[Provided material start]
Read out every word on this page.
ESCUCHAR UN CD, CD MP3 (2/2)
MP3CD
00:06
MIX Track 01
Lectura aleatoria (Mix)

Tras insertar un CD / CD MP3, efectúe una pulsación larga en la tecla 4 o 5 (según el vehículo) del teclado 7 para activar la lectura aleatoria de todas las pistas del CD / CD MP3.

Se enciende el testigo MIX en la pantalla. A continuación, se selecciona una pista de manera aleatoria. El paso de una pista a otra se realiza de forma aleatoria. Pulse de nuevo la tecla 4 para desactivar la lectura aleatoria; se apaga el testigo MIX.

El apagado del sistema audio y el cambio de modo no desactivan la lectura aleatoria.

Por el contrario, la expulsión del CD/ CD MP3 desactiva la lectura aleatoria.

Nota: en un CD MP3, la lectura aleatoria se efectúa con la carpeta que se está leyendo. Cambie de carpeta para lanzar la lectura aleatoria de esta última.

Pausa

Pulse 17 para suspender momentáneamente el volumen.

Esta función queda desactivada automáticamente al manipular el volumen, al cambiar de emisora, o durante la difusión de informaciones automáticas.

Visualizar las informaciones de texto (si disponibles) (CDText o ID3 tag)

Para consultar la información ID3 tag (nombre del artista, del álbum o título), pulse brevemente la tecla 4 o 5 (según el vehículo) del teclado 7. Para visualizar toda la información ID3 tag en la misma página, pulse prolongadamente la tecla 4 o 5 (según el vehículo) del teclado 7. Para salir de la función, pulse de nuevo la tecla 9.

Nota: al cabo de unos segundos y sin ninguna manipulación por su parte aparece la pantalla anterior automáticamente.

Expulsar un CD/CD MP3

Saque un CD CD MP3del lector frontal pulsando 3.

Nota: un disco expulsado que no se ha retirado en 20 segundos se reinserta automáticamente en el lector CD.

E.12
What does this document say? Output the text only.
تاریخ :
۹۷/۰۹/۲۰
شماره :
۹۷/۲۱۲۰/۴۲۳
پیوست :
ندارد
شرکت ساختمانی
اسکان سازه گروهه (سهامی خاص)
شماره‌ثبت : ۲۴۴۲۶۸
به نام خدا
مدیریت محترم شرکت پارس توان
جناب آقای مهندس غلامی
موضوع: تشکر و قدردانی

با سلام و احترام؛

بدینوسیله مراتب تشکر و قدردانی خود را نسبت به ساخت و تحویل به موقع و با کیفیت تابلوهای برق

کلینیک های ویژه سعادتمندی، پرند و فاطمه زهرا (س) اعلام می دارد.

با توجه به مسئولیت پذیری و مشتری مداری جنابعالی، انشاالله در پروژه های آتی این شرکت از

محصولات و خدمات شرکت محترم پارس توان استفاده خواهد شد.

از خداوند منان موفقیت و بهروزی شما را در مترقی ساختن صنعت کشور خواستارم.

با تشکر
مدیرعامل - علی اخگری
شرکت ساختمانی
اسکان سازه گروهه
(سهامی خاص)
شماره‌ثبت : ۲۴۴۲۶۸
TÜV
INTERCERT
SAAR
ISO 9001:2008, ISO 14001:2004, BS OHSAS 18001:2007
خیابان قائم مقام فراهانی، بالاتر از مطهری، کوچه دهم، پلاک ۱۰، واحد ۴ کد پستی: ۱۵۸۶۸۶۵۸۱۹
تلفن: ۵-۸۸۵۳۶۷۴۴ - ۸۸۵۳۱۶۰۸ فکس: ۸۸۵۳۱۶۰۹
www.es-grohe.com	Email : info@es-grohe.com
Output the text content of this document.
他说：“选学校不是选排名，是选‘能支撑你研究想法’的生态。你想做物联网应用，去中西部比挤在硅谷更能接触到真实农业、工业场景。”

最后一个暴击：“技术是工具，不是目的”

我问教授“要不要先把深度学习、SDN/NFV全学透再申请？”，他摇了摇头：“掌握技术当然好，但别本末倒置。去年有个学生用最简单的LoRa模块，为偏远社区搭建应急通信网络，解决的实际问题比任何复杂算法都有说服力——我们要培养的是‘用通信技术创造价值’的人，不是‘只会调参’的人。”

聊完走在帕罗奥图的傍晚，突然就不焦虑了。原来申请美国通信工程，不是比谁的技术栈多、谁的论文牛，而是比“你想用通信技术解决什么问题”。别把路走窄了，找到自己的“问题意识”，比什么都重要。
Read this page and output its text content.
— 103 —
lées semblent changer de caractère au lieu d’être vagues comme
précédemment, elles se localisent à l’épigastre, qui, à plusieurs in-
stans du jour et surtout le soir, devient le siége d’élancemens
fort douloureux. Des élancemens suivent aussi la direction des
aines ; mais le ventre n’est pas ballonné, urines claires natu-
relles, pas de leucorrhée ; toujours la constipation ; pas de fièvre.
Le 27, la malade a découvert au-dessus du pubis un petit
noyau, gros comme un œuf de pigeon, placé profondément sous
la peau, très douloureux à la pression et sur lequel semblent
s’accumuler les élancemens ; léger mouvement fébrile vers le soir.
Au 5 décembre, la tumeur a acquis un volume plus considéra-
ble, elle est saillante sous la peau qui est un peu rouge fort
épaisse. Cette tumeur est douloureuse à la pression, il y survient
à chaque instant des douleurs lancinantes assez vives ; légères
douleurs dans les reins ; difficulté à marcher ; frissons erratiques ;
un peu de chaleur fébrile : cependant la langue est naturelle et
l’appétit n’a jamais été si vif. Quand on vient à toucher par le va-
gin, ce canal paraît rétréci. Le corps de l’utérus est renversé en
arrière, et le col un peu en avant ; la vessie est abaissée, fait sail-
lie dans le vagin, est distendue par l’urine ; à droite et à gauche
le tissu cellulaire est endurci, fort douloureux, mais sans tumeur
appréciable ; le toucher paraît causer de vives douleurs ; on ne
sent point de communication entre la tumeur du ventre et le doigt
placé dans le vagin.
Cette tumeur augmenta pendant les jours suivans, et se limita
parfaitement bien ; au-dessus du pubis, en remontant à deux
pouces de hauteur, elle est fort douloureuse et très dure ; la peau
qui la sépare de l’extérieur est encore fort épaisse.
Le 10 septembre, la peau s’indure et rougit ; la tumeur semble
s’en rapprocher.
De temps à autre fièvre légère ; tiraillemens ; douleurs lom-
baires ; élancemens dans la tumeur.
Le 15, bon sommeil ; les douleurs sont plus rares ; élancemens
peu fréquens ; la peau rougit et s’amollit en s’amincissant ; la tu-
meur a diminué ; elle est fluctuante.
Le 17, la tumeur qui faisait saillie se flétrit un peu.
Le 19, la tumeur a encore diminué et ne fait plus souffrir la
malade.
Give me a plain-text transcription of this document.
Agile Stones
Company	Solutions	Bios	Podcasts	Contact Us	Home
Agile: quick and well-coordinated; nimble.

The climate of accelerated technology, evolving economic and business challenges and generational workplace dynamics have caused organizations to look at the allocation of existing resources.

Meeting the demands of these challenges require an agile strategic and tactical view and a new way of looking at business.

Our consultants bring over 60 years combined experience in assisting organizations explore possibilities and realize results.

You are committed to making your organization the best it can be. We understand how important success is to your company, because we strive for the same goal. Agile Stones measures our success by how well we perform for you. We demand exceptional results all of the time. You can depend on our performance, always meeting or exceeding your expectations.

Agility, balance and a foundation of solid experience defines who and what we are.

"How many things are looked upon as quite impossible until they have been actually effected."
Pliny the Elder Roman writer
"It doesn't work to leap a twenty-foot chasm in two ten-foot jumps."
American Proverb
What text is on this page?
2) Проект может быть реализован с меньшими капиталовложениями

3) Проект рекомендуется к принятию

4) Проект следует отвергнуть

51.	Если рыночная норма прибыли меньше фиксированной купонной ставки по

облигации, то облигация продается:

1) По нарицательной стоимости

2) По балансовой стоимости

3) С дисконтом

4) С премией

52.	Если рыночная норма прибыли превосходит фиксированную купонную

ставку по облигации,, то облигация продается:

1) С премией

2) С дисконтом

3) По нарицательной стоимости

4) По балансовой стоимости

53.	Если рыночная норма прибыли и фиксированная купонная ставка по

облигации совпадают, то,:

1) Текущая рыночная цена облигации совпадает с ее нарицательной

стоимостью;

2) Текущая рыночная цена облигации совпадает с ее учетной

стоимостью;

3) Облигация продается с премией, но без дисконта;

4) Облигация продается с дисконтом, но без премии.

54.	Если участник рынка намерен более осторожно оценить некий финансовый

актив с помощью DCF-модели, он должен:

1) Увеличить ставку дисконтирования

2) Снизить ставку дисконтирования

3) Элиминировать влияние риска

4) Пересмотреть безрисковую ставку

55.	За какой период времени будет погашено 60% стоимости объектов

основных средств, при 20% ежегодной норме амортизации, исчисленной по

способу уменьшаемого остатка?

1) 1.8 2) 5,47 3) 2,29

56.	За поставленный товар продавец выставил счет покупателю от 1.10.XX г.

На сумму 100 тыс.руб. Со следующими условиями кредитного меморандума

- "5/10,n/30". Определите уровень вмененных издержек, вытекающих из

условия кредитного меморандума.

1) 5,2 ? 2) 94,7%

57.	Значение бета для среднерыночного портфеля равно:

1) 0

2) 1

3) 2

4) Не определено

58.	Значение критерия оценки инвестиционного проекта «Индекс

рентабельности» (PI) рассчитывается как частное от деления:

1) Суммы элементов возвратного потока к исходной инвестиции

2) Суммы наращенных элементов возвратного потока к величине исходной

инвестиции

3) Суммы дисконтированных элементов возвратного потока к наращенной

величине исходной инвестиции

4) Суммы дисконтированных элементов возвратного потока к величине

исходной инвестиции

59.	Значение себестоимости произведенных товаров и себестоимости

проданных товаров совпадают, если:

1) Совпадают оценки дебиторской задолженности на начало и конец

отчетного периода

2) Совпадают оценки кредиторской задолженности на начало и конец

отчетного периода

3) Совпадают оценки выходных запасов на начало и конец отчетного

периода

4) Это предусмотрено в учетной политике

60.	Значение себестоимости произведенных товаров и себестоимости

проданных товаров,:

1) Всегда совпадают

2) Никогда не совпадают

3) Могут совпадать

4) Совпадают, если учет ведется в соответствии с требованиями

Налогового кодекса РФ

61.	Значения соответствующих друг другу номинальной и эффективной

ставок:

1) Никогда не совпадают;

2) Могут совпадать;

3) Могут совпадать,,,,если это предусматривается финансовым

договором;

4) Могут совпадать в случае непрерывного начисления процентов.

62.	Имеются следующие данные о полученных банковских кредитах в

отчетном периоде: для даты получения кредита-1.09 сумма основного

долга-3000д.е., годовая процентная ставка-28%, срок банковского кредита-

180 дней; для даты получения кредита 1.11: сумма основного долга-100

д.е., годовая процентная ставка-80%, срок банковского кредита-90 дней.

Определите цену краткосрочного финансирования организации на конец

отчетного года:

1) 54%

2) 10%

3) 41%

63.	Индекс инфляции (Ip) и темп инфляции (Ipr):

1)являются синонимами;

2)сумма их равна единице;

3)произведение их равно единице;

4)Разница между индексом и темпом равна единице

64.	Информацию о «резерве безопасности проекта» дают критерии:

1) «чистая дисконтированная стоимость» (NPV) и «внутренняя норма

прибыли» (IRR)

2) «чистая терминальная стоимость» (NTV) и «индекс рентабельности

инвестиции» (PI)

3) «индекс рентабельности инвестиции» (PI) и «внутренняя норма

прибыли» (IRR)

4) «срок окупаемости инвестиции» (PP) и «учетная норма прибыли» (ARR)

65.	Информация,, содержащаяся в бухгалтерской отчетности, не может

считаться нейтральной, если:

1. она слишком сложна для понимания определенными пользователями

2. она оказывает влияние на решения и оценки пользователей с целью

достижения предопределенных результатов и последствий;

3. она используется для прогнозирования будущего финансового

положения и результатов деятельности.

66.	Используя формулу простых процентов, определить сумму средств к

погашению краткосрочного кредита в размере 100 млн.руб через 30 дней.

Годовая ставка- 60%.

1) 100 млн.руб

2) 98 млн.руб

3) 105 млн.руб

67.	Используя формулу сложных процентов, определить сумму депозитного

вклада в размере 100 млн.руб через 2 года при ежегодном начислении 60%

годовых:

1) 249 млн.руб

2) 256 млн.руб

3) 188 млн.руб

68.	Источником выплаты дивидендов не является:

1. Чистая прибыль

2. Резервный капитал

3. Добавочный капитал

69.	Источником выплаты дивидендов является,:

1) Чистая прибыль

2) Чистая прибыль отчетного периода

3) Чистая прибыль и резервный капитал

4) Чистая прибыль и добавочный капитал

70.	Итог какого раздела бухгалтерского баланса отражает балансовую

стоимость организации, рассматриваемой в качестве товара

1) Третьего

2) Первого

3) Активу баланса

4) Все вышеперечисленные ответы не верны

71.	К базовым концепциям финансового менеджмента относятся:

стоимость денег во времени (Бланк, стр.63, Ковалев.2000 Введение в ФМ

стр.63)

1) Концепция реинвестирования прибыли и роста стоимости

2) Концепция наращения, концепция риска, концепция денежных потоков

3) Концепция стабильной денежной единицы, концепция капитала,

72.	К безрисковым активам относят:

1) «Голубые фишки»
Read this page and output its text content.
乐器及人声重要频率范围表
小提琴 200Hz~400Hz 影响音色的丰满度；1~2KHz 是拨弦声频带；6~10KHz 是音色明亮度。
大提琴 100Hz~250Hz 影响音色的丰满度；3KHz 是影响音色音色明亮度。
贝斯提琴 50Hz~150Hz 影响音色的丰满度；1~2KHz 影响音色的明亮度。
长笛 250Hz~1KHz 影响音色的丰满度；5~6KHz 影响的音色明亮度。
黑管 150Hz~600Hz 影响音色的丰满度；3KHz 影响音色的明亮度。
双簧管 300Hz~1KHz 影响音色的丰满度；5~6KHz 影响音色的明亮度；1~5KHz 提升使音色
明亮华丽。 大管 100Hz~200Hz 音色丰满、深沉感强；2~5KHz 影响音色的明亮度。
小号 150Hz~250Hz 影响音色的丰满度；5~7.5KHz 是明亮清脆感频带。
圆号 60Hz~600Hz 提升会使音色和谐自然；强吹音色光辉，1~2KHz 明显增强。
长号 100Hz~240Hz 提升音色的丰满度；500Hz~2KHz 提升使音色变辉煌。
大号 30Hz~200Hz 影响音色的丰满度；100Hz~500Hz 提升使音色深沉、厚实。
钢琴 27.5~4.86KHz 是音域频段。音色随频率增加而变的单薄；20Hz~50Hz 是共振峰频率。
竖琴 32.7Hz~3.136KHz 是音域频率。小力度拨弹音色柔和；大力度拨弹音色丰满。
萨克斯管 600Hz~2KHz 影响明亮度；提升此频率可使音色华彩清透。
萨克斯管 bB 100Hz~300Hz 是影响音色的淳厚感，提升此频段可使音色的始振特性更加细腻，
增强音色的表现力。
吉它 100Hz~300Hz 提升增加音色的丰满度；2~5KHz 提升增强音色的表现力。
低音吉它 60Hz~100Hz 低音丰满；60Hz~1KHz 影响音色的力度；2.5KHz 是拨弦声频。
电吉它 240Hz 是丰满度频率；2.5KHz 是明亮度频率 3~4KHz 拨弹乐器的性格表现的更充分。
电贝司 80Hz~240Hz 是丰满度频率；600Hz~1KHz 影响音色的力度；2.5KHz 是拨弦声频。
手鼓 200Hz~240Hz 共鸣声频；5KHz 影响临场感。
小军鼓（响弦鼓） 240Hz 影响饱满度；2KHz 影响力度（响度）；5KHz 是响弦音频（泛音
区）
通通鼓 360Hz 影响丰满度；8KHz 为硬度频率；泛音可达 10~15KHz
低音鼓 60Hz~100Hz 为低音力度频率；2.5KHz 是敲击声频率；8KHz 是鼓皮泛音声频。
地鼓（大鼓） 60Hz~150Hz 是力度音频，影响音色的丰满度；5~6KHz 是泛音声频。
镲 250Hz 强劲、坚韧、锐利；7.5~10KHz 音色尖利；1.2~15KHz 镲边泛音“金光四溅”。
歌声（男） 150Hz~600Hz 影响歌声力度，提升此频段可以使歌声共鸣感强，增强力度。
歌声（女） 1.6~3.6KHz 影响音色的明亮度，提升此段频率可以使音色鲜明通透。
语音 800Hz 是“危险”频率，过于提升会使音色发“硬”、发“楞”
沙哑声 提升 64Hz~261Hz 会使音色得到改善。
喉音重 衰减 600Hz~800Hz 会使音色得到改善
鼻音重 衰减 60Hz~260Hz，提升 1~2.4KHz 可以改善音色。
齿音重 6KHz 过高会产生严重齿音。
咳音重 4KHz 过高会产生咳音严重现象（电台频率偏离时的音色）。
[Provided material end]
[Written problem]: Copy each line above containing the string "единице".

[Complete output]:
2)сумма их равна единице;
3)произведение их равно единице;
4)Разница между индексом и темпом равна единице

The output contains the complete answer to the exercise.